> **ITEMS**
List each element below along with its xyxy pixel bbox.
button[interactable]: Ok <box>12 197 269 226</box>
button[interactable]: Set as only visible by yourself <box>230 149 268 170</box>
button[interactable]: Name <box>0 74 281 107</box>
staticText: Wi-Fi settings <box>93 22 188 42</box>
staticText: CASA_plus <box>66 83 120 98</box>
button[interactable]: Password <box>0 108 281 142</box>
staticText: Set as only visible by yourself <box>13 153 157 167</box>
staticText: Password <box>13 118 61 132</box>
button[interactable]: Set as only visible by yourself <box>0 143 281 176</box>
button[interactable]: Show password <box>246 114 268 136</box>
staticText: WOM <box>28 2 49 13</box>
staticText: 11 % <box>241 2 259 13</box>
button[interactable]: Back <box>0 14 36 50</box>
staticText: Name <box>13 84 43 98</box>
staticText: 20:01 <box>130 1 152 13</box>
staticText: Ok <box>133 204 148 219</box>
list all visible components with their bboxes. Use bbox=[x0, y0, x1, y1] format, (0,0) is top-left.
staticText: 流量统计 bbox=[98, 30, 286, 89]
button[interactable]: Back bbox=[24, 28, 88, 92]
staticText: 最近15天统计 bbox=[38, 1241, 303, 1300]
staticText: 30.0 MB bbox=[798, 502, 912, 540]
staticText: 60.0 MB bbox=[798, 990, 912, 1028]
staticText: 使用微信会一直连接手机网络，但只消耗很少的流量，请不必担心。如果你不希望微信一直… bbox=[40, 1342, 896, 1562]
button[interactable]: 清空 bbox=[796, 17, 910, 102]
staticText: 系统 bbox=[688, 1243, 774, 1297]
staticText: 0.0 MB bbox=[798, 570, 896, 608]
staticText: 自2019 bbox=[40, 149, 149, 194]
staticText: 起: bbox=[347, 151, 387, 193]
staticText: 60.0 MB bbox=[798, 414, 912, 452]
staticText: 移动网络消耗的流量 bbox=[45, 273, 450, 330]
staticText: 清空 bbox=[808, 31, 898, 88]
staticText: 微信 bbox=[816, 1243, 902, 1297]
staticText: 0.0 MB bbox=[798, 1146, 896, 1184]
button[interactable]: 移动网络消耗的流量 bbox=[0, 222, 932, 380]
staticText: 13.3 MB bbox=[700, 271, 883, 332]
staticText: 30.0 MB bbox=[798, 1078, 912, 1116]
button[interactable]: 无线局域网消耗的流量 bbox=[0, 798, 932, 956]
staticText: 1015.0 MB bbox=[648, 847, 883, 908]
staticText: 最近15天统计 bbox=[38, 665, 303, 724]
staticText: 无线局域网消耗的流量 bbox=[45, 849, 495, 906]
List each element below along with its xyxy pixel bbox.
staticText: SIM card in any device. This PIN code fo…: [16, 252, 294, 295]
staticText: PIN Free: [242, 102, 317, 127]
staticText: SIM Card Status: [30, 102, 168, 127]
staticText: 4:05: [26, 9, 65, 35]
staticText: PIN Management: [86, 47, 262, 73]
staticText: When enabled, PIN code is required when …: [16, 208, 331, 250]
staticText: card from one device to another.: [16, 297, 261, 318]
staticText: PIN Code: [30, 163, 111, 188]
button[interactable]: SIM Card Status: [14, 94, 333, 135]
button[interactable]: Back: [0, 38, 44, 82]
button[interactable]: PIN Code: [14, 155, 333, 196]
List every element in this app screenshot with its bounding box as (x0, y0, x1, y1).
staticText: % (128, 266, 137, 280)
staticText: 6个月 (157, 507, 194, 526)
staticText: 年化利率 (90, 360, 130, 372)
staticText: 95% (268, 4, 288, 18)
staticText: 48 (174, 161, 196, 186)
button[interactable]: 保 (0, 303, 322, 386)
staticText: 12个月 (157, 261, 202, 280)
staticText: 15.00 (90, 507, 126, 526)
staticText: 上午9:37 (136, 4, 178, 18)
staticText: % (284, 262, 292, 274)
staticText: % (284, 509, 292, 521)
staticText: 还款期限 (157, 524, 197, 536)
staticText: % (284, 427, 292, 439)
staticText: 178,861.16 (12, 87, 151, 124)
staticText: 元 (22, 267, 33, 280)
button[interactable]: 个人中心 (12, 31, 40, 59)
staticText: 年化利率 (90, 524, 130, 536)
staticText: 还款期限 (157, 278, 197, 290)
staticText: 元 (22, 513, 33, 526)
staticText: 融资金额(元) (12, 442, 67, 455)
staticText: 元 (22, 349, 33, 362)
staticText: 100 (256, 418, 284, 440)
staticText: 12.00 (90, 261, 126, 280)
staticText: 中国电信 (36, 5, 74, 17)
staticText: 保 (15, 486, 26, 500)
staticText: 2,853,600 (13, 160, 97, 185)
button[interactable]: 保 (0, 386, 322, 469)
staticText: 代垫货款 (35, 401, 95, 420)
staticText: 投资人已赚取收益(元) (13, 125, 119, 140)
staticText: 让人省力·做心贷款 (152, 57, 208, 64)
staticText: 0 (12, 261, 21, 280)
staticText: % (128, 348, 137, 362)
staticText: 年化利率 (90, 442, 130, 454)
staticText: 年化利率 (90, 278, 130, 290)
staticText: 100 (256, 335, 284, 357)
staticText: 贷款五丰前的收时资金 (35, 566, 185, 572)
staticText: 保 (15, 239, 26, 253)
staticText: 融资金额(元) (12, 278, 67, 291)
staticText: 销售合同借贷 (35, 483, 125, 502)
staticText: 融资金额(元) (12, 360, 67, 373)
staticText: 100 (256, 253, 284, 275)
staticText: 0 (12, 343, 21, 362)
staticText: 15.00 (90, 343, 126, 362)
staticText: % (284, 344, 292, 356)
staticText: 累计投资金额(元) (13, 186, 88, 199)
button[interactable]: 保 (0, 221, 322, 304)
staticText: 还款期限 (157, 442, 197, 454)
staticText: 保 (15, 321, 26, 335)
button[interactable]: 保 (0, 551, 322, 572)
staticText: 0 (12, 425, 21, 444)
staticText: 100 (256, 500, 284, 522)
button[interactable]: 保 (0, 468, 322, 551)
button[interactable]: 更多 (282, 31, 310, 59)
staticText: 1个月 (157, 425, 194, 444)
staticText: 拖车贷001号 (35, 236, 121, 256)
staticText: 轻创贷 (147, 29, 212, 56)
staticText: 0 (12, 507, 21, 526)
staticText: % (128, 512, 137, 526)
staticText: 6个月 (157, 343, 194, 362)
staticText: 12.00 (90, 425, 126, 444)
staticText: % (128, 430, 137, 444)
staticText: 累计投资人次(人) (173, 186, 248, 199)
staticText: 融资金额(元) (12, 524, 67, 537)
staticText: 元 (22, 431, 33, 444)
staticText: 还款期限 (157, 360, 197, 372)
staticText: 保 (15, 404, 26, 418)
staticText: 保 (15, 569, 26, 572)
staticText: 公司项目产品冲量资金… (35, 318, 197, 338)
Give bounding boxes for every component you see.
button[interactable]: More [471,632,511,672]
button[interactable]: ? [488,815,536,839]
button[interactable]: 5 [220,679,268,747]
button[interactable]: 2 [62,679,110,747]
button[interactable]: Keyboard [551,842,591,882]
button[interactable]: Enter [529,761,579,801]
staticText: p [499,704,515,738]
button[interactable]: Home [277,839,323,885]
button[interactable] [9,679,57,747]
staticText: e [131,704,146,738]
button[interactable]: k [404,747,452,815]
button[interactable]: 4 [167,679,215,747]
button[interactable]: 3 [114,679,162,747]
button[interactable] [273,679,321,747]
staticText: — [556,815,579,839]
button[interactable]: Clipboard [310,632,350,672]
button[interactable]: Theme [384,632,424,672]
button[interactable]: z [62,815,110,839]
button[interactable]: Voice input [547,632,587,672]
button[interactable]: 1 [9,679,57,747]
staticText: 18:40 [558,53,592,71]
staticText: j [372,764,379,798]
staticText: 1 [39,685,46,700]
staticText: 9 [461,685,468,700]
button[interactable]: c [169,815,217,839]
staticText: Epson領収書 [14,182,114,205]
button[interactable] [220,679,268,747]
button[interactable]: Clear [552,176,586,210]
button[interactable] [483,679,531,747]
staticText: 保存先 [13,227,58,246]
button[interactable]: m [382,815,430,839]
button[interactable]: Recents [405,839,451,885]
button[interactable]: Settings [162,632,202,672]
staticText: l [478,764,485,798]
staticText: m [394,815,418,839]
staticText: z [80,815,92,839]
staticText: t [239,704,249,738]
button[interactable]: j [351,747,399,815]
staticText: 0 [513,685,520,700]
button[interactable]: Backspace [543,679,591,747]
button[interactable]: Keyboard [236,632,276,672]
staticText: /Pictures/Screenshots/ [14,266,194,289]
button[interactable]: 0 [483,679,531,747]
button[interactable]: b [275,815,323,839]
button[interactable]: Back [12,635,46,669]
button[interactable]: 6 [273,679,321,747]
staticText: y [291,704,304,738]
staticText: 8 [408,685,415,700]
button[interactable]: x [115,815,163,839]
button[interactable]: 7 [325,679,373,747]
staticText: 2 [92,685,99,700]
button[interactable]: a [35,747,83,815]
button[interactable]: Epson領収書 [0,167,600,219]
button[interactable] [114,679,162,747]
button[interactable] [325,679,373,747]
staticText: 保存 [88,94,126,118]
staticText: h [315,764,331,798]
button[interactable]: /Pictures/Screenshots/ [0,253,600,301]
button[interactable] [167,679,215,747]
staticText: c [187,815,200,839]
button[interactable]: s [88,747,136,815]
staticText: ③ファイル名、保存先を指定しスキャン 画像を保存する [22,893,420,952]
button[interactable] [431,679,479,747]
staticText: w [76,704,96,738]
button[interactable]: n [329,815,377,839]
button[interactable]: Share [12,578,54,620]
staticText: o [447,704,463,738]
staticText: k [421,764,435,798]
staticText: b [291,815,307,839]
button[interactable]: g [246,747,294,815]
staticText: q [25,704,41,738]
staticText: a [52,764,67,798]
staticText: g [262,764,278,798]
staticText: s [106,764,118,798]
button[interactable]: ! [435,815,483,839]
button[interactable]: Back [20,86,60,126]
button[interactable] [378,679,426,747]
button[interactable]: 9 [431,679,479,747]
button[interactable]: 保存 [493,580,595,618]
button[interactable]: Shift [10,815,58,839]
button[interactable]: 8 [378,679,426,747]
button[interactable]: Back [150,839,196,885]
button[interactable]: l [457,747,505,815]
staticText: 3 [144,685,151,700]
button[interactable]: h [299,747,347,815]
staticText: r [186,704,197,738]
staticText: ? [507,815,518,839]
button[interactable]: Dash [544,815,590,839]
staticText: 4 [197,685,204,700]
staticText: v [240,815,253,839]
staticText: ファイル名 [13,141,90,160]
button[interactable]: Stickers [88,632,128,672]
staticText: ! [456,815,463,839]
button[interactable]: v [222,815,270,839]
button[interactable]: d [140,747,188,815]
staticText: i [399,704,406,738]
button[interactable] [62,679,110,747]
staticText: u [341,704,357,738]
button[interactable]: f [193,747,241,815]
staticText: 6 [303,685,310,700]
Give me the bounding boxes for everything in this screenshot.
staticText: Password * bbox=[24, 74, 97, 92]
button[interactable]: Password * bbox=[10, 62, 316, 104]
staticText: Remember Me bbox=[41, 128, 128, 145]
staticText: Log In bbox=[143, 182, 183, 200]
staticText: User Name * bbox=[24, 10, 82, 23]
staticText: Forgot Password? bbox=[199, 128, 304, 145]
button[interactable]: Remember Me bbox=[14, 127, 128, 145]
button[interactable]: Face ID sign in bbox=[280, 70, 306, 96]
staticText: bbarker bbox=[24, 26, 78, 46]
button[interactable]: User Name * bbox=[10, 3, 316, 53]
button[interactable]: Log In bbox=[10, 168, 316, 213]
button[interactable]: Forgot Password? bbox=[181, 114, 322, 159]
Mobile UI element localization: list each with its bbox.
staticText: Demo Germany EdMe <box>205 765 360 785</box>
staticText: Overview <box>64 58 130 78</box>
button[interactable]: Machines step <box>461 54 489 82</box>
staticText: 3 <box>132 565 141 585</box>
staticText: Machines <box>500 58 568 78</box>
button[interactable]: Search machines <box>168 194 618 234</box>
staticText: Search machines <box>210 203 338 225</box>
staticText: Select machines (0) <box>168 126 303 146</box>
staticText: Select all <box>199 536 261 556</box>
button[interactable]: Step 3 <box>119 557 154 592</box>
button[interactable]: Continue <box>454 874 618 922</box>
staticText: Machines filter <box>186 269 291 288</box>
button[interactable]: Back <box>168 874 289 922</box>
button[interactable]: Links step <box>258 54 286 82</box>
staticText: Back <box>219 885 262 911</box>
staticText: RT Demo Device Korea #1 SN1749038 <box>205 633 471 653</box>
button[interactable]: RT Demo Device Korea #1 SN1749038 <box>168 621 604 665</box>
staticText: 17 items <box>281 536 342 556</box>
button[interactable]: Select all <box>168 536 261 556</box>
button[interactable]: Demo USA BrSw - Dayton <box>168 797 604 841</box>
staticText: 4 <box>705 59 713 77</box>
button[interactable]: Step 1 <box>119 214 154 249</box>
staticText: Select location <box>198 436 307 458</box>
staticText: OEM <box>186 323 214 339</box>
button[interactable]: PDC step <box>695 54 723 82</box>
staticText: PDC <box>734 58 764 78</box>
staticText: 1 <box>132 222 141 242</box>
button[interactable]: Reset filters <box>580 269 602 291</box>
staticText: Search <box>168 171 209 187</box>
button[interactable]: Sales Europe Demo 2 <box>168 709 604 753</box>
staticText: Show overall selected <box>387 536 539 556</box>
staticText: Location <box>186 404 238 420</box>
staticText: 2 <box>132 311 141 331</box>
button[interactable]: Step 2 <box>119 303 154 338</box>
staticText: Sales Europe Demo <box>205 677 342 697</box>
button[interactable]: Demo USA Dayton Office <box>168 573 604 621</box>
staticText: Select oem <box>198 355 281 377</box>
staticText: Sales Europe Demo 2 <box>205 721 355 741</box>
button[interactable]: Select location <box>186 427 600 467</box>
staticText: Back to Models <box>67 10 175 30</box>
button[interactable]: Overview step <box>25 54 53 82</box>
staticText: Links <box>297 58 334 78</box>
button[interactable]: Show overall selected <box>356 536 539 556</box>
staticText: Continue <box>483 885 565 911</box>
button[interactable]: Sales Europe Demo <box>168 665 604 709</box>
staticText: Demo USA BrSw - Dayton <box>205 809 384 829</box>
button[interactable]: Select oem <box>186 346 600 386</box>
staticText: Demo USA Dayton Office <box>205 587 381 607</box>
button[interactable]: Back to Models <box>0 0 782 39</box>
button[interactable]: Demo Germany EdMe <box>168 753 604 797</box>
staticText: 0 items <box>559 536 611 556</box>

> **DIRECTIVE**
Write out the items word for word, from the first line through the line containing "button[interactable]: Password <box>0", with both of those lines included.

> **RIGHT ANSWER**
List each element below along with its xyxy pixel bbox.
button[interactable]: Ok <box>12 197 269 226</box>
button[interactable]: Set as only visible by yourself <box>230 149 268 170</box>
button[interactable]: Name <box>0 74 281 107</box>
staticText: Wi-Fi settings <box>93 22 188 42</box>
staticText: CASA_plus <box>66 83 120 98</box>
button[interactable]: Password <box>0 108 281 142</box>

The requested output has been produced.